• **Aim of the exercise**:
From the entries below, pull out each line where "Approvals" appears.

• **Supplied information**:
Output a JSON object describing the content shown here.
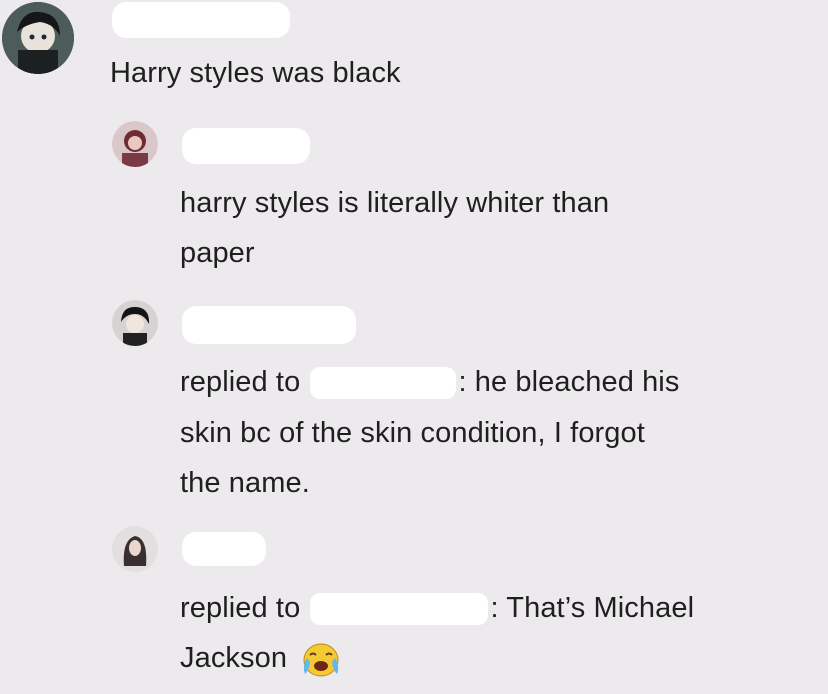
{
  "comments": [
    {
      "text": "Harry styles was black"
    },
    {
      "text_line1": "harry styles is literally whiter than",
      "text_line2": "paper"
    },
    {
      "reply_prefix": "replied to",
      "line1_rest": ": he bleached his",
      "line2": "skin bc of the skin condition, I forgot",
      "line3": "the name."
    },
    {
      "reply_prefix": "replied to",
      "line1_rest": ": That’s Michael",
      "line2": "Jackson"
    }
  ],
  "emoji": "crying-face-icon",
  "colors": {
    "background": "#eceaec",
    "text": "#1f1f1f",
    "redaction": "#ffffff"
  }
}
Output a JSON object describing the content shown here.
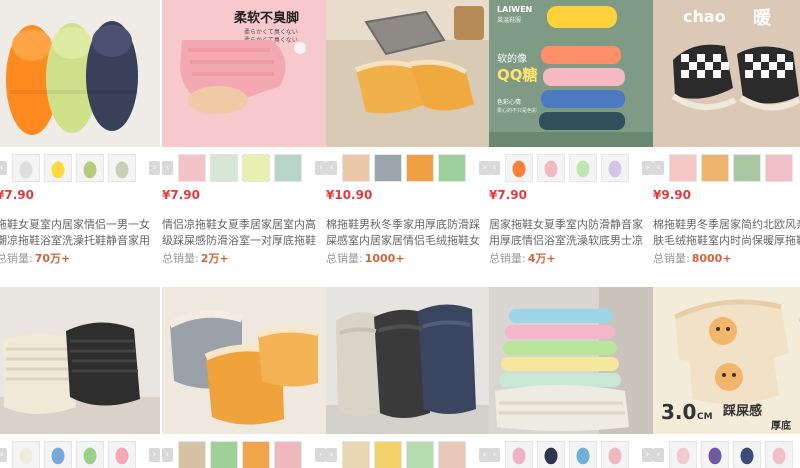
{
  "products": [
    {
      "price": "¥7.90",
      "title": "拖鞋女夏室内居家情侣一男一女潮凉拖鞋浴室洗澡托鞋静音家用拖鞋",
      "sales_label": "总销量:",
      "sales_value": "70万+"
    },
    {
      "price": "¥7.90",
      "title": "情侣凉拖鞋女夏季居家居室内高级踩屎感防滑浴室一对厚底拖鞋男款",
      "sales_label": "总销量:",
      "sales_value": "2万+",
      "image_text": [
        "柔软不臭脚",
        "柔らかくて臭くない",
        "柔らかくて臭くない"
      ]
    },
    {
      "price": "¥10.90",
      "title": "棉拖鞋男秋冬季家用厚底防滑踩屎感室内居家居情侣毛绒拖鞋女冬天",
      "sales_label": "总销量:",
      "sales_value": "1000+"
    },
    {
      "price": "¥7.90",
      "title": "居家拖鞋女夏季室内防滑静音家用厚底情侣浴室洗澡软底男士凉拖鞋",
      "sales_label": "总销量:",
      "sales_value": "4万+",
      "image_text": [
        "LAIWEN",
        "莱温鞋服",
        "软的像",
        "QQ糖",
        "色彩心情",
        "柔心的不只是色彩"
      ]
    },
    {
      "price": "¥9.90",
      "title": "棉拖鞋男冬季居家简约北欧风亲肤毛绒拖鞋室内时尚保暖厚拖鞋女",
      "sales_label": "总销量:",
      "sales_value": "8000+",
      "image_text": [
        "chao",
        "暖"
      ]
    },
    {
      "image_text": []
    },
    {
      "image_text": []
    },
    {
      "image_text": []
    },
    {
      "image_text": []
    },
    {
      "image_text": [
        "3.0",
        "CM",
        "踩屎感",
        "厚底"
      ]
    }
  ],
  "colors": {
    "price": "#e4393c",
    "sales_value": "#d0653a",
    "title": "#666666",
    "sales_label": "#999999",
    "arrow": "#d9d9d9"
  },
  "icons": {
    "prev": "chevron-left-icon",
    "next": "chevron-right-icon"
  }
}
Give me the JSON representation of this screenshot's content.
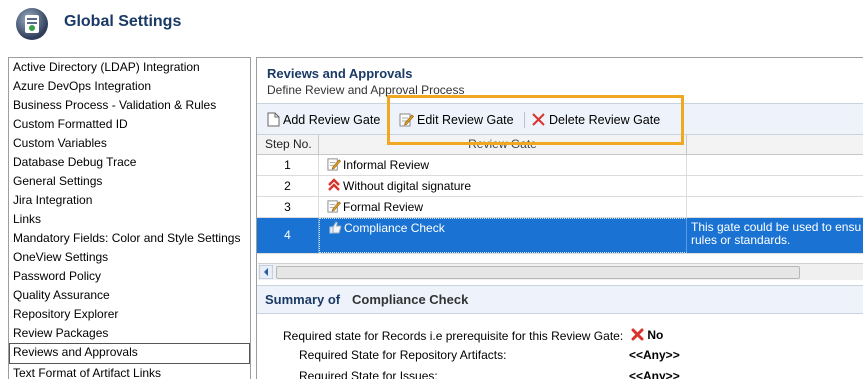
{
  "app": {
    "title": "Global Settings"
  },
  "sidebar": {
    "items": [
      {
        "label": "Active Directory (LDAP) Integration"
      },
      {
        "label": "Azure DevOps Integration"
      },
      {
        "label": "Business Process - Validation & Rules"
      },
      {
        "label": "Custom Formatted ID"
      },
      {
        "label": "Custom Variables"
      },
      {
        "label": "Database Debug Trace"
      },
      {
        "label": "General Settings"
      },
      {
        "label": "Jira Integration"
      },
      {
        "label": "Links"
      },
      {
        "label": "Mandatory Fields: Color and Style Settings"
      },
      {
        "label": "OneView Settings"
      },
      {
        "label": "Password Policy"
      },
      {
        "label": "Quality Assurance"
      },
      {
        "label": "Repository Explorer"
      },
      {
        "label": "Review Packages"
      },
      {
        "label": "Reviews and Approvals"
      },
      {
        "label": "Text Format of Artifact Links"
      }
    ],
    "selected": "Reviews and Approvals"
  },
  "section": {
    "title": "Reviews and Approvals",
    "subtitle": "Define Review and Approval Process"
  },
  "toolbar": {
    "add_label": "Add Review Gate",
    "edit_label": "Edit Review Gate",
    "delete_label": "Delete Review Gate"
  },
  "grid": {
    "columns": [
      "Step No.",
      "Review Gate"
    ],
    "rows": [
      {
        "step": "1",
        "gate": "Informal Review",
        "icon": "edit-note-icon",
        "desc1": "",
        "desc2": ""
      },
      {
        "step": "2",
        "gate": "Without digital signature",
        "icon": "double-chevron-up-icon",
        "desc1": "",
        "desc2": ""
      },
      {
        "step": "3",
        "gate": "Formal Review",
        "icon": "edit-note-icon",
        "desc1": "",
        "desc2": ""
      },
      {
        "step": "4",
        "gate": "Compliance Check",
        "icon": "thumbs-up-icon",
        "desc1": "This gate could be used to ensu",
        "desc2": "rules or standards."
      }
    ],
    "selected_step": "4"
  },
  "summary": {
    "label": "Summary of",
    "name": "Compliance Check",
    "rows": [
      {
        "label": "Required state for Records i.e prerequisite for this Review Gate:",
        "value": "No"
      },
      {
        "label": "Required State for Repository Artifacts:",
        "value": "<<Any>>"
      },
      {
        "label": "Required State for Issues:",
        "value": "<<Any>>"
      }
    ]
  },
  "colors": {
    "title": "#1a3a66",
    "selection": "#1a73d2",
    "highlight": "#f0a820",
    "delete": "#d9332b"
  }
}
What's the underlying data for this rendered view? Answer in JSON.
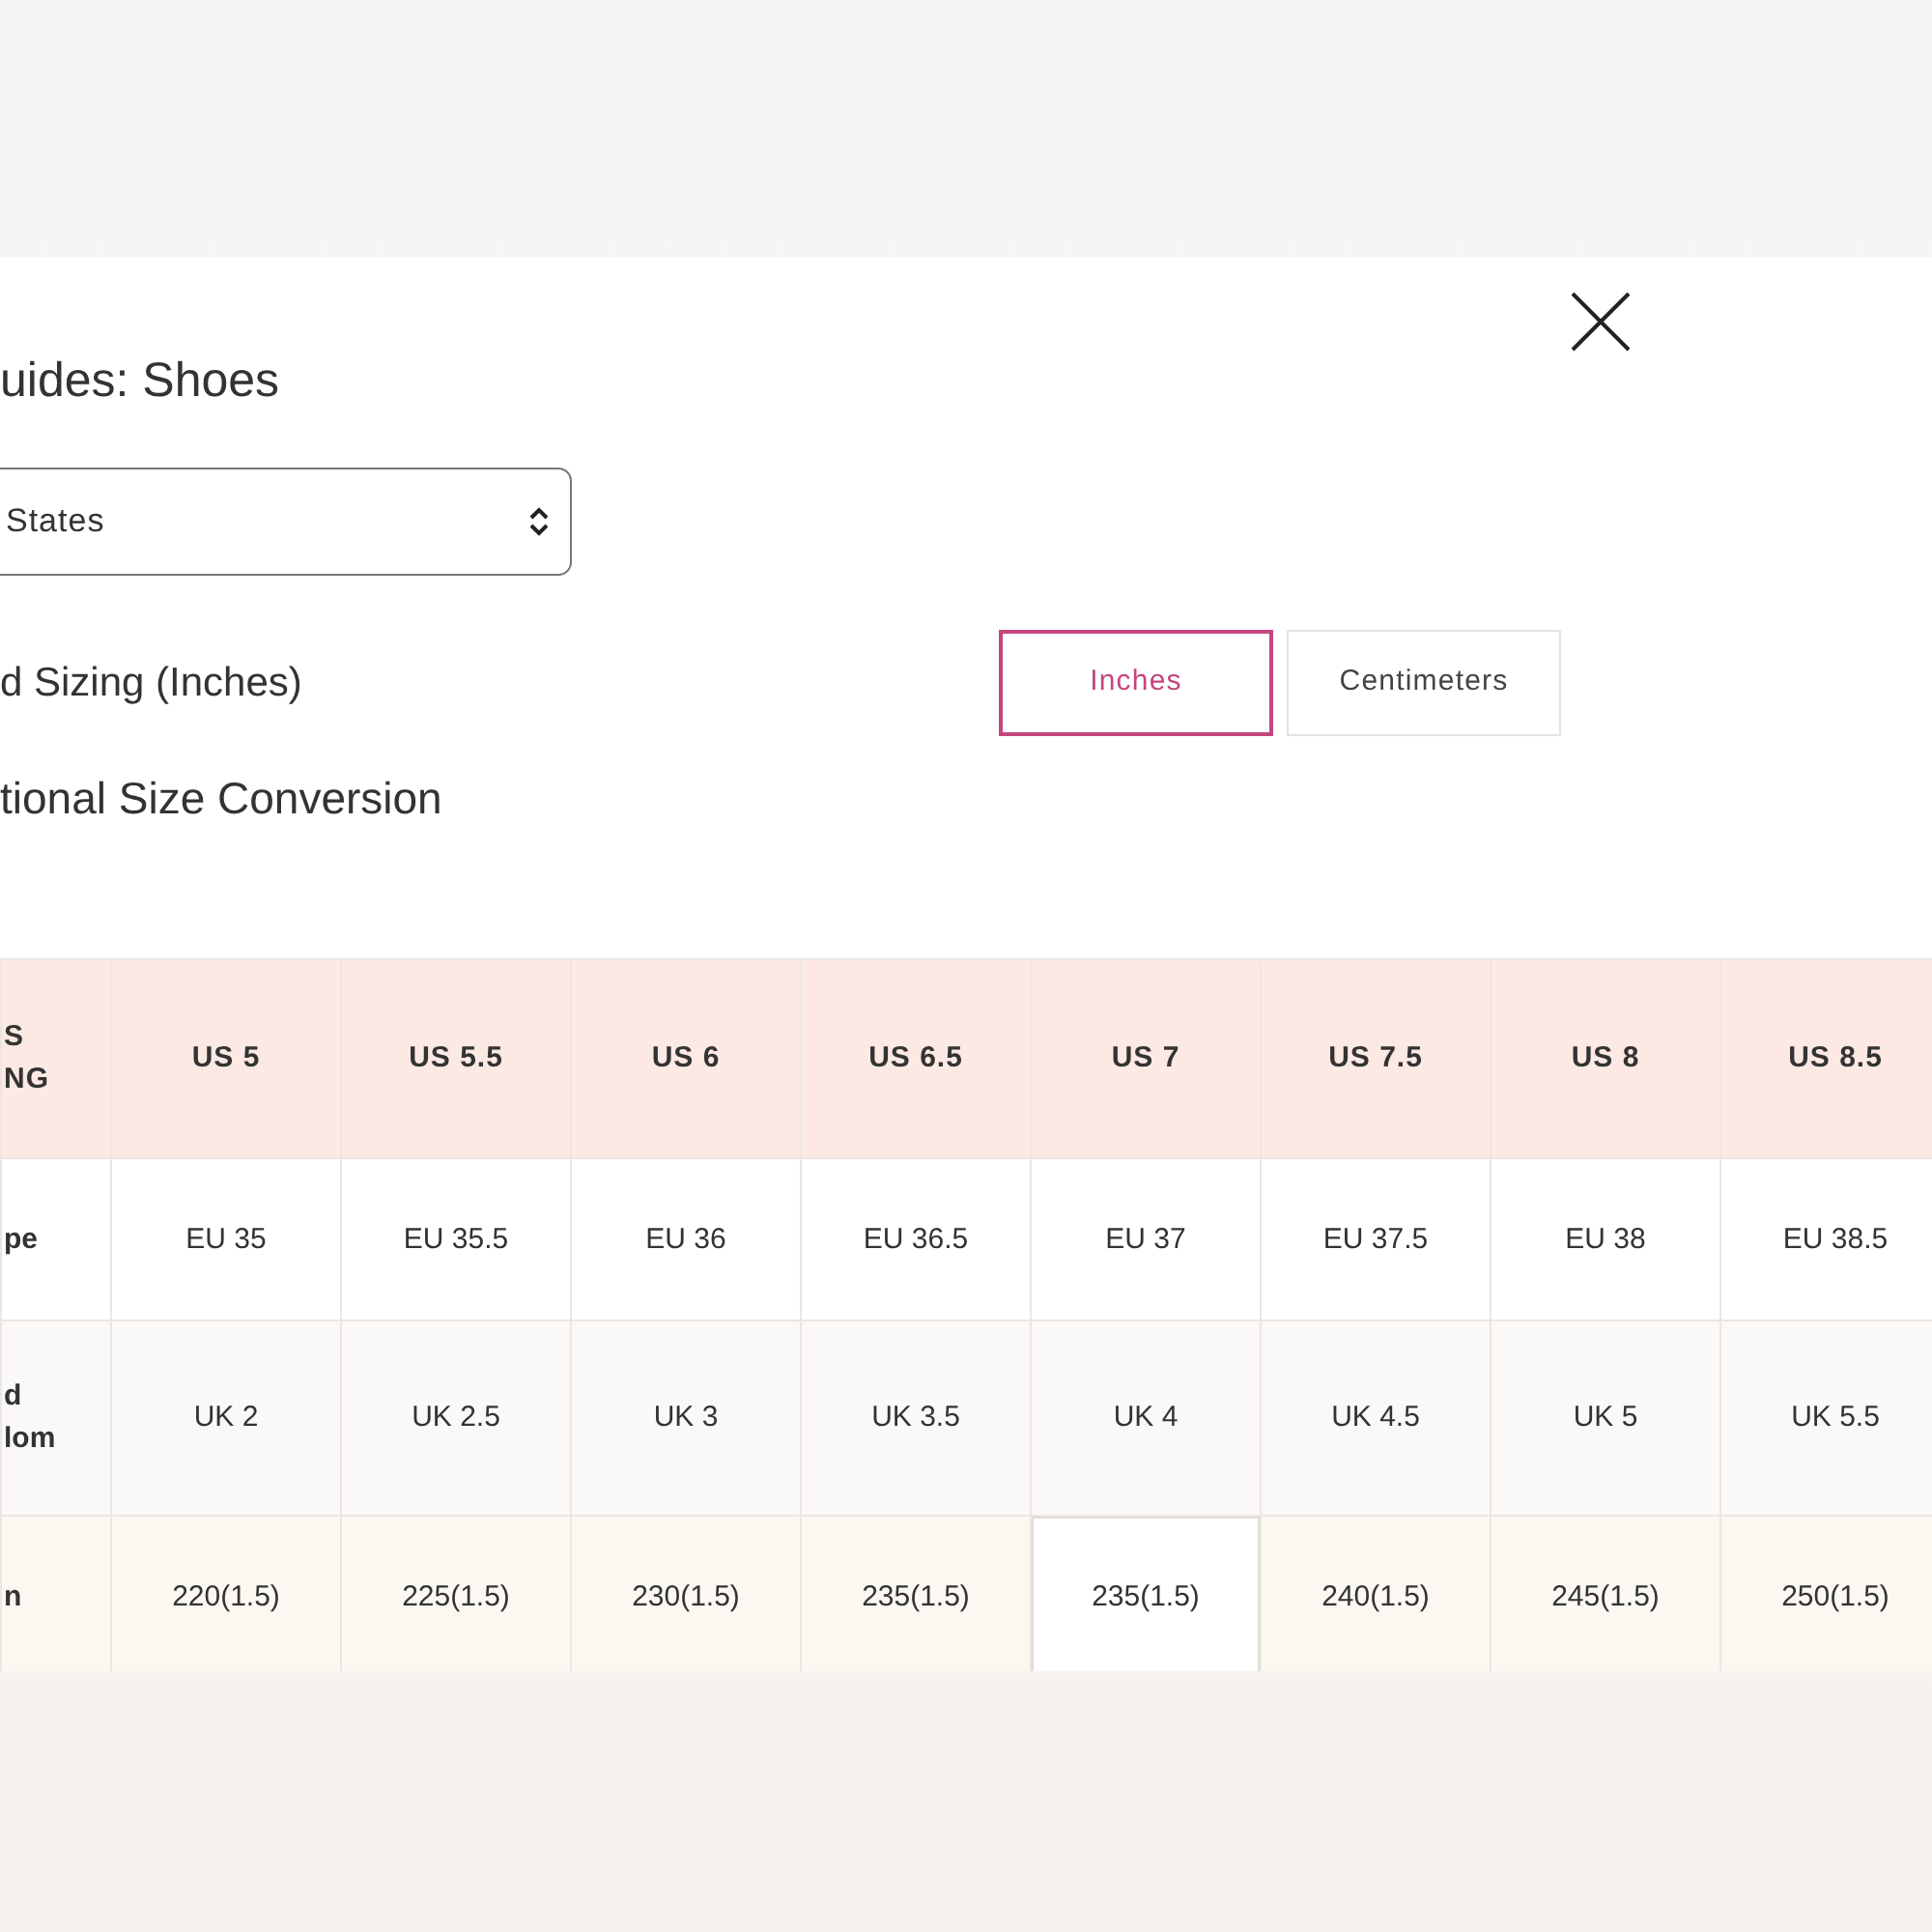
{
  "modal": {
    "title": "uides: Shoes",
    "region_select": {
      "value": "States"
    },
    "section_title": "d Sizing (Inches)",
    "unit_buttons": [
      {
        "label": "Inches",
        "selected": true
      },
      {
        "label": "Centimeters",
        "selected": false
      }
    ],
    "subtitle": "tional Size Conversion"
  },
  "table": {
    "header": [
      "S\nNG",
      "US 5",
      "US 5.5",
      "US 6",
      "US 6.5",
      "US 7",
      "US 7.5",
      "US 8",
      "US 8.5"
    ],
    "rows": [
      {
        "cells": [
          {
            "text": "pe",
            "highlighted": false
          },
          {
            "text": "EU 35",
            "highlighted": false
          },
          {
            "text": "EU 35.5",
            "highlighted": false
          },
          {
            "text": "EU 36",
            "highlighted": false
          },
          {
            "text": "EU 36.5",
            "highlighted": false
          },
          {
            "text": "EU 37",
            "highlighted": false
          },
          {
            "text": "EU 37.5",
            "highlighted": false
          },
          {
            "text": "EU 38",
            "highlighted": false
          },
          {
            "text": "EU 38.5",
            "highlighted": false
          }
        ]
      },
      {
        "cells": [
          {
            "text": "d\nlom",
            "highlighted": false
          },
          {
            "text": "UK 2",
            "highlighted": false
          },
          {
            "text": "UK 2.5",
            "highlighted": false
          },
          {
            "text": "UK 3",
            "highlighted": false
          },
          {
            "text": "UK 3.5",
            "highlighted": false
          },
          {
            "text": "UK 4",
            "highlighted": false
          },
          {
            "text": "UK 4.5",
            "highlighted": false
          },
          {
            "text": "UK 5",
            "highlighted": false
          },
          {
            "text": "UK 5.5",
            "highlighted": false
          }
        ]
      },
      {
        "cells": [
          {
            "text": "n",
            "highlighted": false
          },
          {
            "text": "220(1.5)",
            "highlighted": false
          },
          {
            "text": "225(1.5)",
            "highlighted": false
          },
          {
            "text": "230(1.5)",
            "highlighted": false
          },
          {
            "text": "235(1.5)",
            "highlighted": false
          },
          {
            "text": "235(1.5)",
            "highlighted": true
          },
          {
            "text": "240(1.5)",
            "highlighted": false
          },
          {
            "text": "245(1.5)",
            "highlighted": false
          },
          {
            "text": "250(1.5)",
            "highlighted": false
          }
        ]
      }
    ]
  }
}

• **The answer**:
        "label": "Reviews and Approvals"
    "selected": "Reviews and Approvals"
    "title": "Reviews and Approvals",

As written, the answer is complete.